# Brief
In the lines below, find how many contain the word "piperita" and report that figure alone.

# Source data
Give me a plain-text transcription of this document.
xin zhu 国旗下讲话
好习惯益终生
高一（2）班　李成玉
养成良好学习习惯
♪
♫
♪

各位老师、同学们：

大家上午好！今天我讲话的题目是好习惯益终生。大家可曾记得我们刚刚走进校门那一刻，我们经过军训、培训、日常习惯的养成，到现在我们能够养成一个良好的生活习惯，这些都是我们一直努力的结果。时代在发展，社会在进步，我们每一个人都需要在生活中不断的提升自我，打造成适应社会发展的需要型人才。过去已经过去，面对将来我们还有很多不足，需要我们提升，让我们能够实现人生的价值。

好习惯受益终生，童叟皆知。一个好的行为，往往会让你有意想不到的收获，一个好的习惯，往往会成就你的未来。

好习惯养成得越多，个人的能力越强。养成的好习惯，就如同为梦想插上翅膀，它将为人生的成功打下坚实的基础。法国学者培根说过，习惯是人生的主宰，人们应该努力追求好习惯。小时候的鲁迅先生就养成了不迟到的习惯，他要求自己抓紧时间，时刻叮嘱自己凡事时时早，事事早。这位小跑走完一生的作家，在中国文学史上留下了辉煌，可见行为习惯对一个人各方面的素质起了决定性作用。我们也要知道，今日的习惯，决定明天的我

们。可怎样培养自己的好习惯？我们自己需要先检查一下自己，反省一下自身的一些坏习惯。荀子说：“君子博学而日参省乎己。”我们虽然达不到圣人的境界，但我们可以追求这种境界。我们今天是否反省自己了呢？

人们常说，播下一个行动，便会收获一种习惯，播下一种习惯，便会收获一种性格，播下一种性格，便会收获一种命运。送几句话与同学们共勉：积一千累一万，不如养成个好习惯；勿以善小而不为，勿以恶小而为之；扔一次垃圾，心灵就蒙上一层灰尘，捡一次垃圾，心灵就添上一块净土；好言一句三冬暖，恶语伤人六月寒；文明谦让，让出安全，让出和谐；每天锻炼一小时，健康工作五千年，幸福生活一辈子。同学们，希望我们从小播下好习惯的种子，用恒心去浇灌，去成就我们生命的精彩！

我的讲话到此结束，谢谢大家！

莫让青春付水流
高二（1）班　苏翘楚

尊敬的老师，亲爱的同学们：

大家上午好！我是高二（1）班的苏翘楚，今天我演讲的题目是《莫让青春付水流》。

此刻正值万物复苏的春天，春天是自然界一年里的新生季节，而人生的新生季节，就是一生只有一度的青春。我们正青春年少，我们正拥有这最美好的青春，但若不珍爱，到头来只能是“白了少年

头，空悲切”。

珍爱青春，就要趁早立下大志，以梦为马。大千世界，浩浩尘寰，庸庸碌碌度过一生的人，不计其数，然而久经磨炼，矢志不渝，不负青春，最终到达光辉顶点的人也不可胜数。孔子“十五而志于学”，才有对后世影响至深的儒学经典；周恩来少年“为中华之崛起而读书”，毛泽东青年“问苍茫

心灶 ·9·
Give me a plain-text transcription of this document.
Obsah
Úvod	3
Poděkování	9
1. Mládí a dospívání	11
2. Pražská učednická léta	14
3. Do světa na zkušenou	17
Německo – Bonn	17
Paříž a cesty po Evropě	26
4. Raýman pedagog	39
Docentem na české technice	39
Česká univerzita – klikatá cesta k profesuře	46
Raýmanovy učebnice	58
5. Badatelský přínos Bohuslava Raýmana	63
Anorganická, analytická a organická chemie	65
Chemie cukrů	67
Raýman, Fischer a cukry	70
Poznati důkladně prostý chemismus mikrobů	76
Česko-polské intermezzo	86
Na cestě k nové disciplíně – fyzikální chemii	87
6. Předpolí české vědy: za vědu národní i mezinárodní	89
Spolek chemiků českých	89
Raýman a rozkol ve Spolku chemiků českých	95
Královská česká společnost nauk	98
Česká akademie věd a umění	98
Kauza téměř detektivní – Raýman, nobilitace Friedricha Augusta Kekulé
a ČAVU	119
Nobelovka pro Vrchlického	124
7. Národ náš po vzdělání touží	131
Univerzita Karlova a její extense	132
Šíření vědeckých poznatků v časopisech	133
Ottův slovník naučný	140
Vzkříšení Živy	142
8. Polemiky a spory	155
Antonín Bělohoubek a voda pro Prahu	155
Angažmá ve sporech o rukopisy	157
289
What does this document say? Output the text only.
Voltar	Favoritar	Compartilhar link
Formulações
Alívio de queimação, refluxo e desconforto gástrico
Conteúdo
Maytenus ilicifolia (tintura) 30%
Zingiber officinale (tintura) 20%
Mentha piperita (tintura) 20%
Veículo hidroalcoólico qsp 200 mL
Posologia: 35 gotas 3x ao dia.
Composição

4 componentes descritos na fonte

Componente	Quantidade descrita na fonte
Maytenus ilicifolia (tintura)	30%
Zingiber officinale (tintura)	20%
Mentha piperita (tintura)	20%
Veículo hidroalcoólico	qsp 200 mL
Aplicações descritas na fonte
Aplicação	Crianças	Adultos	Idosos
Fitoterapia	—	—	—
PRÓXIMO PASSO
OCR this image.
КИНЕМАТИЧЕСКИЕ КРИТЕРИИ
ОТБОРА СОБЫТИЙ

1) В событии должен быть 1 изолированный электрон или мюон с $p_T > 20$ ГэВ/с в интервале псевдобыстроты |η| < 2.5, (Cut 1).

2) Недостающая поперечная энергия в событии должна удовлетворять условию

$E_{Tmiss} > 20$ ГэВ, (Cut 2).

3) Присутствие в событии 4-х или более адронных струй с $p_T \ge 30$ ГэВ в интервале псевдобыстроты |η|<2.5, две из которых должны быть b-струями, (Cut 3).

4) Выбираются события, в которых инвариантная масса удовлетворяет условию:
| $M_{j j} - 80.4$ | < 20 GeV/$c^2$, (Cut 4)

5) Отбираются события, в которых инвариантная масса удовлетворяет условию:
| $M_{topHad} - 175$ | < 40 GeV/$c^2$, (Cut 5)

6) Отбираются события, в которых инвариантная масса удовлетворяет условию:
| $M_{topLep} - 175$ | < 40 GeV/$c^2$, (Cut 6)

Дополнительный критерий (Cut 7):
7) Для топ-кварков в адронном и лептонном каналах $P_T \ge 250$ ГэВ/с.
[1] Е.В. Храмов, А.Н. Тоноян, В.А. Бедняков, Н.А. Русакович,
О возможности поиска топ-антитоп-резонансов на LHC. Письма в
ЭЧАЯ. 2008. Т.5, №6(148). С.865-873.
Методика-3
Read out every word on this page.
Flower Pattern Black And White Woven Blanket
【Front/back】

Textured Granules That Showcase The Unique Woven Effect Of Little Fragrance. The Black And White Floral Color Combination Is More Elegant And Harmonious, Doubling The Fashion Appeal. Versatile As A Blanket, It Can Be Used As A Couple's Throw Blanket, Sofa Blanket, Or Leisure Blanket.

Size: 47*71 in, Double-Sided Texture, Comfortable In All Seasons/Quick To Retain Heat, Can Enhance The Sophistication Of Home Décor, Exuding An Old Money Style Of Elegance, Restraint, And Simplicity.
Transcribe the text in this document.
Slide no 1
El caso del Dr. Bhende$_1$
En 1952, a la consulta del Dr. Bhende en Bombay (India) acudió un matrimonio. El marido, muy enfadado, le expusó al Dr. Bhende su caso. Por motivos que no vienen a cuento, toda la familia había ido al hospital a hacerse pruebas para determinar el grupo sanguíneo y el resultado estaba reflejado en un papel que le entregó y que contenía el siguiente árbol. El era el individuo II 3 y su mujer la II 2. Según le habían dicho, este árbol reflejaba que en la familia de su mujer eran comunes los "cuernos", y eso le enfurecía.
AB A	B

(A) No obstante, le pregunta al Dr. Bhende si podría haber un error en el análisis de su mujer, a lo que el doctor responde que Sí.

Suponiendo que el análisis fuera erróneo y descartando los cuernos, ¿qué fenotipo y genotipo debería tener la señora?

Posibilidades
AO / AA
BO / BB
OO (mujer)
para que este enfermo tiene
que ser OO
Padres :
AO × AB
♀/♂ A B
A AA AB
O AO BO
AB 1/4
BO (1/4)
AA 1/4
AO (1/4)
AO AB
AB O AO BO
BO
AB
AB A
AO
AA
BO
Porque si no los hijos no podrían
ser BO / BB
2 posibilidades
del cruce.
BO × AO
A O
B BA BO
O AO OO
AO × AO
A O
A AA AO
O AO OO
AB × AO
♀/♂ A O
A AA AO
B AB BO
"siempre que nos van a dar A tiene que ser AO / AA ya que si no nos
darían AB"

# Exercise solution
2